:: INFORMATION GIVEN

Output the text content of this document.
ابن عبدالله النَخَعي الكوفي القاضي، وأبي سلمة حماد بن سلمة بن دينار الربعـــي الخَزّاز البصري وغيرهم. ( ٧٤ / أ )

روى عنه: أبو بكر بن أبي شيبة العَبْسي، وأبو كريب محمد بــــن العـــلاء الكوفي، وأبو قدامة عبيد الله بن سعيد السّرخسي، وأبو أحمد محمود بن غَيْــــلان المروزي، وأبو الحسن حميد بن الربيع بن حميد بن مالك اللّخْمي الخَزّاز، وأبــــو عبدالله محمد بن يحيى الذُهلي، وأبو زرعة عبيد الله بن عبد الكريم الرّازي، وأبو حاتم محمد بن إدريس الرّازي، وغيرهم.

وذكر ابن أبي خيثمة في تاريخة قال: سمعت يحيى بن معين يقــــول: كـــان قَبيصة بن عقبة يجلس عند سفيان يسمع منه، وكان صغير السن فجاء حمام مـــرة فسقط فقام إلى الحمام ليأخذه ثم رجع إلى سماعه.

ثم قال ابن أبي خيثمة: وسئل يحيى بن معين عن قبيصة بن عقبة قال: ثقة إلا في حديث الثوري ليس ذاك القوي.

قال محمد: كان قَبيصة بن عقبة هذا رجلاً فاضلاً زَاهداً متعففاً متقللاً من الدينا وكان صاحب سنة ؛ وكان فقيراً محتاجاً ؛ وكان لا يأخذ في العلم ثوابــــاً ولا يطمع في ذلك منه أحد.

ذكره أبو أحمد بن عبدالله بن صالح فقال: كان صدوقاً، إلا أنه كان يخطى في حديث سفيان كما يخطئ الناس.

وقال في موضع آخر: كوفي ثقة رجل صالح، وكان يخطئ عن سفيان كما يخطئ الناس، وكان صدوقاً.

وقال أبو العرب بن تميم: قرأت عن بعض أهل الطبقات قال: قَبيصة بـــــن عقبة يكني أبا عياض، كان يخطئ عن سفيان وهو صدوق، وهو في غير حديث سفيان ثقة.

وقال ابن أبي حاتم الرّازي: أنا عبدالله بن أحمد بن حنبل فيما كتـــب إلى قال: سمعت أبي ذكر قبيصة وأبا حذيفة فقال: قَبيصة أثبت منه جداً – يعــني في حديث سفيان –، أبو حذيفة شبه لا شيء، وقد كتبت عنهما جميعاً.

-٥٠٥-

::::

**WHAT YOU ARE ASKED TO DO:** Quote all of the entries exactly as they appear.

**FULL ANSWER:**
Output the text content of this document.
ابن عبدالله النَخَعي الكوفي القاضي، وأبي سلمة حماد بن سلمة بن دينار الربعـــي الخَزّاز البصري وغيرهم. ( ٧٤ / أ )

روى عنه: أبو بكر بن أبي شيبة العَبْسي، وأبو كريب محمد بــــن العـــلاء الكوفي، وأبو قدامة عبيد الله بن سعيد السّرخسي، وأبو أحمد محمود بن غَيْــــلان المروزي، وأبو الحسن حميد بن الربيع بن حميد بن مالك اللّخْمي الخَزّاز، وأبــــو عبدالله محمد بن يحيى الذُهلي، وأبو زرعة عبيد الله بن عبد الكريم الرّازي، وأبو حاتم محمد بن إدريس الرّازي، وغيرهم.

وذكر ابن أبي خيثمة في تاريخة قال: سمعت يحيى بن معين يقــــول: كـــان قَبيصة بن عقبة يجلس عند سفيان يسمع منه، وكان صغير السن فجاء حمام مـــرة فسقط فقام إلى الحمام ليأخذه ثم رجع إلى سماعه.

ثم قال ابن أبي خيثمة: وسئل يحيى بن معين عن قبيصة بن عقبة قال: ثقة إلا في حديث الثوري ليس ذاك القوي.

قال محمد: كان قَبيصة بن عقبة هذا رجلاً فاضلاً زَاهداً متعففاً متقللاً من الدينا وكان صاحب سنة ؛ وكان فقيراً محتاجاً ؛ وكان لا يأخذ في العلم ثوابــــاً ولا يطمع في ذلك منه أحد.

ذكره أبو أحمد بن عبدالله بن صالح فقال: كان صدوقاً، إلا أنه كان يخطى في حديث سفيان كما يخطئ الناس.

وقال في موضع آخر: كوفي ثقة رجل صالح، وكان يخطئ عن سفيان كما يخطئ الناس، وكان صدوقاً.

وقال أبو العرب بن تميم: قرأت عن بعض أهل الطبقات قال: قَبيصة بـــــن عقبة يكني أبا عياض، كان يخطئ عن سفيان وهو صدوق، وهو في غير حديث سفيان ثقة.

وقال ابن أبي حاتم الرّازي: أنا عبدالله بن أحمد بن حنبل فيما كتـــب إلى قال: سمعت أبي ذكر قبيصة وأبا حذيفة فقال: قَبيصة أثبت منه جداً – يعــني في حديث سفيان –، أبو حذيفة شبه لا شيء، وقد كتبت عنهما جميعاً.

-٥٠٥-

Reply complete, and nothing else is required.